#### Instructions to follow:
Lines containing the string "screenshot" are to be collected in full.

BEGIN Dataset records

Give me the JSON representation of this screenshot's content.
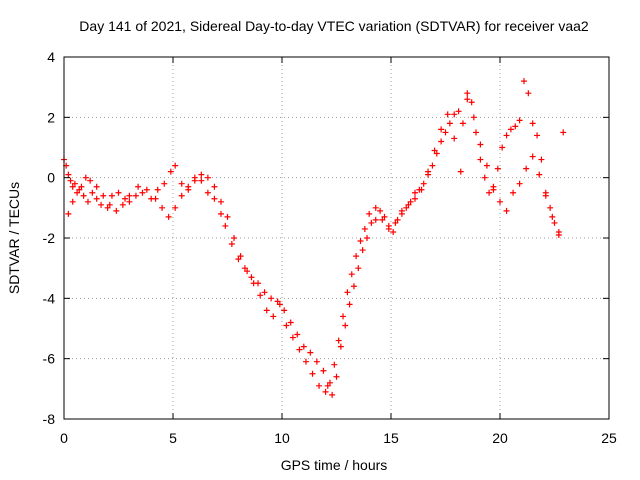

END Dataset records
BEGIN Dataset records

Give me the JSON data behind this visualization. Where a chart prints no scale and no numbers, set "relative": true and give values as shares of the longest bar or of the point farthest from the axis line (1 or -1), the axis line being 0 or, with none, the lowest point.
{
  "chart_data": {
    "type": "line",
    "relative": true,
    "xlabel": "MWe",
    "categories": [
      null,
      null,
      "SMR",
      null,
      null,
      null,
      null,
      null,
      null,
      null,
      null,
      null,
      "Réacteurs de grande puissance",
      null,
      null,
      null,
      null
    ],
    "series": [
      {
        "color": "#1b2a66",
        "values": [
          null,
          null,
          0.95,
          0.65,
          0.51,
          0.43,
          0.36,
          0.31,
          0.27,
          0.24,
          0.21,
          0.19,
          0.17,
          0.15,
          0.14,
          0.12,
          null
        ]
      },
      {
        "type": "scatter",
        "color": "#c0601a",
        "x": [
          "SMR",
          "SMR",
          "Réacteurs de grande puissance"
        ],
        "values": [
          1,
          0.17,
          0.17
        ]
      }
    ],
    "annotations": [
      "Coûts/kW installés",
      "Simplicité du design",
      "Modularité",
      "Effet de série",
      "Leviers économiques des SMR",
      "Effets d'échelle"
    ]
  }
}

END Dataset records
BEGIN Dataset records

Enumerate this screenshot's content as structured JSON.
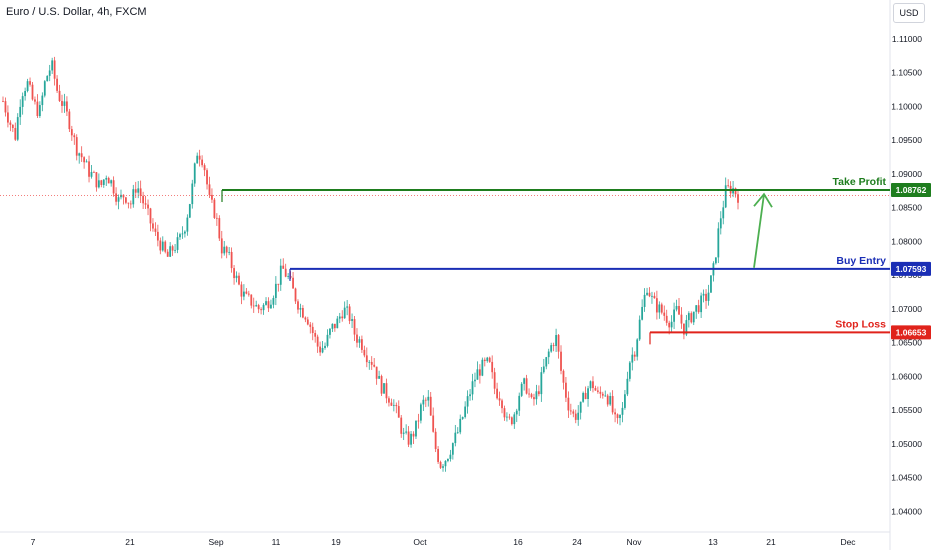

END Dataset records

#### Response for this exercise:
Give me the JSON representation of this screenshot's content.
Enumerate this screenshot's content as structured JSON.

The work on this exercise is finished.